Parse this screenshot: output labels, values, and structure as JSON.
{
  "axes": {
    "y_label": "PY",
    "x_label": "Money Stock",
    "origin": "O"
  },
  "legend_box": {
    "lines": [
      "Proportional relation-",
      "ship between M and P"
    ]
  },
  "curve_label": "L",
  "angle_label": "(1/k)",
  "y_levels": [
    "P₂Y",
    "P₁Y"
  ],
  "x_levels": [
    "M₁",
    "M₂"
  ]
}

= = = =

YOUR INSTRUCTIONS:
Copy all of the data exactly.

RESULT OF THIS TASK:
Parse this screenshot: output labels, values, and structure as JSON.
{
  "axes": {
    "y_label": "PY",
    "x_label": "Money Stock",
    "origin": "O"
  },
  "legend_box": {
    "lines": [
      "Proportional relation-",
      "ship between M and P"
    ]
  },
  "curve_label": "L",
  "angle_label": "(1/k)",
  "y_levels": [
    "P₂Y",
    "P₁Y"
  ],
  "x_levels": [
    "M₁",
    "M₂"
  ]
}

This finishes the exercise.